• Extract:
== Segment start ==
Flow Matching Policy with Entropy Regularization

Abstract

Diffusion-based policies have gained significant popularity in Reinforcement Learning (RL) due to their ability to represent complex, non-Gaussian distributions. Stochastic Differential Equation (SDE)-based diffusion policies often rely on indirect entropy control due to the intractability of the exact entropy, while also suffering from computationally prohibitive policy gradients through the iterative denoising chain. To overcome these issues, we propose Flow Matching Policy with Entropy Regularization (FMER), an Ordinary Differential Equation (ODE)-based online RL framework. FMER parameterizes the policy via flow matching and samples actions along a straight probability path, motivated by optimal transport. FMER leverages the model's generative nature to construct an advantage-weighted target velocity field from a candidate set, steering policy updates toward high-value regions. By deriving a tractable entropy objective, FMER enables principled maximum-entropy optimization for enhanced exploration. Experiments on sparse multi-goal FrankaKitchen benchmarks demonstrate that FMER outperforms state-of-the-art methods, while remaining competitive on standard MuJoco benchmarks. Moreover, FMER reduces training time by 7x compared to heavy diffusion baselines (QVPO) and 10-15% relative to efficient variants.
== Segment end ==
• Records from a dataset:
== Segment start ==
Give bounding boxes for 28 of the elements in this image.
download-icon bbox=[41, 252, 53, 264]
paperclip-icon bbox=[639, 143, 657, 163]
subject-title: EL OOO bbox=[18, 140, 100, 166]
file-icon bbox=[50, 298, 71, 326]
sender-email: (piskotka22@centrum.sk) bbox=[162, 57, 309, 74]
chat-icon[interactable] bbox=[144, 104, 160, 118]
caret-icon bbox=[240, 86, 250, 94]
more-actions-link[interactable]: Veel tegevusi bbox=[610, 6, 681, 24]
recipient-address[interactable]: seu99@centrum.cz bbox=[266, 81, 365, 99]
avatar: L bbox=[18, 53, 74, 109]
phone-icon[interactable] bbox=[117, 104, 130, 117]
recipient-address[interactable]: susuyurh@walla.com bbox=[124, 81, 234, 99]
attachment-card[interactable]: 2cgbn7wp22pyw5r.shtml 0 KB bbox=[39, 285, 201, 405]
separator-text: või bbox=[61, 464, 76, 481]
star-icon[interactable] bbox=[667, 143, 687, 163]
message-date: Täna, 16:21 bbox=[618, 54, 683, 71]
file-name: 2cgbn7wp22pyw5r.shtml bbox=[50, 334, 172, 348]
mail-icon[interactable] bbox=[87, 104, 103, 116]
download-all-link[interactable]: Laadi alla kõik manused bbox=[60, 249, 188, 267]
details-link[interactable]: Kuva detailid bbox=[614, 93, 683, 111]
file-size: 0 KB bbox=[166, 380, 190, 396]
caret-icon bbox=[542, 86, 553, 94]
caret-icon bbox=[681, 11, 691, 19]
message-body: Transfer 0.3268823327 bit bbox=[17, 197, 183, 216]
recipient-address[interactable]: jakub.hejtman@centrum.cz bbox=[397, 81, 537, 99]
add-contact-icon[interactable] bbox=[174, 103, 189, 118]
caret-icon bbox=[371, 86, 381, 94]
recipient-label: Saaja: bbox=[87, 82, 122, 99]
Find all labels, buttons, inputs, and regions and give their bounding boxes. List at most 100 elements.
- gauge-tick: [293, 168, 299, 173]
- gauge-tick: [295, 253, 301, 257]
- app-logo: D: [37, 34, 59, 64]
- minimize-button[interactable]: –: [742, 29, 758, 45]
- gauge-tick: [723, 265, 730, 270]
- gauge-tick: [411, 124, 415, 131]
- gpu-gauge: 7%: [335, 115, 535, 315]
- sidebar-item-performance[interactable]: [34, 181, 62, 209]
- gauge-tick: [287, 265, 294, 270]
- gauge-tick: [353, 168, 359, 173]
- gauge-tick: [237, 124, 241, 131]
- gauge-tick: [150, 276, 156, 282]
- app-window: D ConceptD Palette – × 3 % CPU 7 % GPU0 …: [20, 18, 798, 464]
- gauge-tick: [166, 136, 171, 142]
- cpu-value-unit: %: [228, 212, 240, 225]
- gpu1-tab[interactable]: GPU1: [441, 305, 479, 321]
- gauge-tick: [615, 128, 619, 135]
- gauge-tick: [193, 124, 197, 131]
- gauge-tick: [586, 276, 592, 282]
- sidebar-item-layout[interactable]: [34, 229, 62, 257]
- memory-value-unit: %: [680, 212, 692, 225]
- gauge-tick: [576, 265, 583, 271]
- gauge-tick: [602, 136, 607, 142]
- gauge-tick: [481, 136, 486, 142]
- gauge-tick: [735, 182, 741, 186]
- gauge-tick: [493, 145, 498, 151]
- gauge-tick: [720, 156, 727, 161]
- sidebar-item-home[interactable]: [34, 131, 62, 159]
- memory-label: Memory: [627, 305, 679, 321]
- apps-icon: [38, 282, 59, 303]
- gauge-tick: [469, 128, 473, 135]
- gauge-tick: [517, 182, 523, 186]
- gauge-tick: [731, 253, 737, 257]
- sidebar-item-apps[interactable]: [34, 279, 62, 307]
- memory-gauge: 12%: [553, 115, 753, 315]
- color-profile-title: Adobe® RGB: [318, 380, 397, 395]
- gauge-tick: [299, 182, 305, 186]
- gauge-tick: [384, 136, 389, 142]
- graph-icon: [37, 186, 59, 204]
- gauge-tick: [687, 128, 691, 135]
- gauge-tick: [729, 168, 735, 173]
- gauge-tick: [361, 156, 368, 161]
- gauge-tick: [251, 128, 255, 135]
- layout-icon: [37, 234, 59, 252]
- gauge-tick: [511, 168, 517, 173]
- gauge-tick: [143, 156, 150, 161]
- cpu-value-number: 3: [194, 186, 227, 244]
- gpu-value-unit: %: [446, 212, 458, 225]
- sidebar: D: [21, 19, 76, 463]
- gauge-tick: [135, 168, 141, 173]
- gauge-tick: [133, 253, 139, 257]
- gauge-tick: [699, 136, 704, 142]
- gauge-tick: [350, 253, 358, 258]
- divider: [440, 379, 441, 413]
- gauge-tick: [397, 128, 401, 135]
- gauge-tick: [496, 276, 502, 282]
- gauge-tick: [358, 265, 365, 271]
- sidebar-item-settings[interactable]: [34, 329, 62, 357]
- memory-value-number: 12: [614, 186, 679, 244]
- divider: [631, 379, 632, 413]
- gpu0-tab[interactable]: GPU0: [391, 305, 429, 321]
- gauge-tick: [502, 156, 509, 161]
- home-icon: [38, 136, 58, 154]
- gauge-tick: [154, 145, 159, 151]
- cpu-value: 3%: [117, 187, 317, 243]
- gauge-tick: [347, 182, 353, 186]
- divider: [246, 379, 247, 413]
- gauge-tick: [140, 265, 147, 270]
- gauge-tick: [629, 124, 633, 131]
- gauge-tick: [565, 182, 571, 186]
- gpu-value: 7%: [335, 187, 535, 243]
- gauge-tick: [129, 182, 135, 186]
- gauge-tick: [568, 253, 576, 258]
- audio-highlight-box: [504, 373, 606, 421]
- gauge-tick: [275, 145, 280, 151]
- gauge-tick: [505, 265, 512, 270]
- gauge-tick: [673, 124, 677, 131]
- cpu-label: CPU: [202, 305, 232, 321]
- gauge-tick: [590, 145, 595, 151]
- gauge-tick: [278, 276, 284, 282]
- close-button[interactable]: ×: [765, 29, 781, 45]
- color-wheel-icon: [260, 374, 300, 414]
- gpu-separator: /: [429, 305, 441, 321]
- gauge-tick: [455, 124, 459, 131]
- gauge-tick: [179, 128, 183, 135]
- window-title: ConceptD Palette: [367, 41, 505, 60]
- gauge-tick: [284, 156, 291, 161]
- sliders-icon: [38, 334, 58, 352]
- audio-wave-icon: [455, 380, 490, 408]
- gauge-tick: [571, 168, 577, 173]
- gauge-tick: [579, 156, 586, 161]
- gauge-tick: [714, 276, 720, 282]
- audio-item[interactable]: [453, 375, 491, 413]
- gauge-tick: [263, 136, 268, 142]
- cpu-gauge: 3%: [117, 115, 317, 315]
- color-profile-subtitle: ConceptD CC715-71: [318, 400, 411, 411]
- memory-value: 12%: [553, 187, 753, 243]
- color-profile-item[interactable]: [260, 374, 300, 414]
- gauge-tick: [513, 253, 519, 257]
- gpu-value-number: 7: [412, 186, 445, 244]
== Segment end ==
• Task item: Extend the paper on flow matching policies with entropy regularization, picking up after the last sentence of its abstract. The items have nothing to do with this.

• Answer to the problem:
Figures (6)

• Figure 1: Overview of the FMER framework. Left (Policy Training): The policy generates a set of candidate actions, which are evaluated by the critic (Q-network) to compute advantage-based weights. These weights guide the Weighted Conditional FM loss, while an entropy regularization term ensures exploration. Right (Interaction): During data collection, the agent samples multiple candidates and executes the highest-value action to store in the replay buffer.
• Figure 2: Weighted vs. greedy policy updates. Contours show the ground truth Q-value landscape for a fixed state. From 16 sampled candidate actions, the top-1 (greedy) update moves toward the highest-valued sample (red arrow), leading to a local maximum. In contrast, the weighted update (green) aggregates all candidates via Q-based weights (small arrows) towards the global optimal.
• Figure 3: Policy evolution on the 2D multi-goal task for the same state $s=(0,0)$. Background contours depict the learned critic $Q(s,a)$ over action space. For SAC, points show policy samples, and for the generative policies, red dots show the random noise samples and their sampling trajectory towards the final action.
• Figure 4: State-conditioned policy visualization on the 2D multi-goal task. Background colors depict the ground-truth state-value landscape, where the four bright regions indicate the optimal goals. Red arrows show the policy-selected action at each state for SAC, DPMD, and FMER. The resulting vector field reveals the navigation strategy of each method.
• Figure 5: Agents working in the default FrankaKitchen environment with a budget of 280 steps. Top row (a-e): FMER is able to finish 5 tasks. Bottom row (f-h): The best baseline model (DIPO) is able to finish 3 tasks. Task description can be found in Appendix \ref{['sec:appendix_exp']}.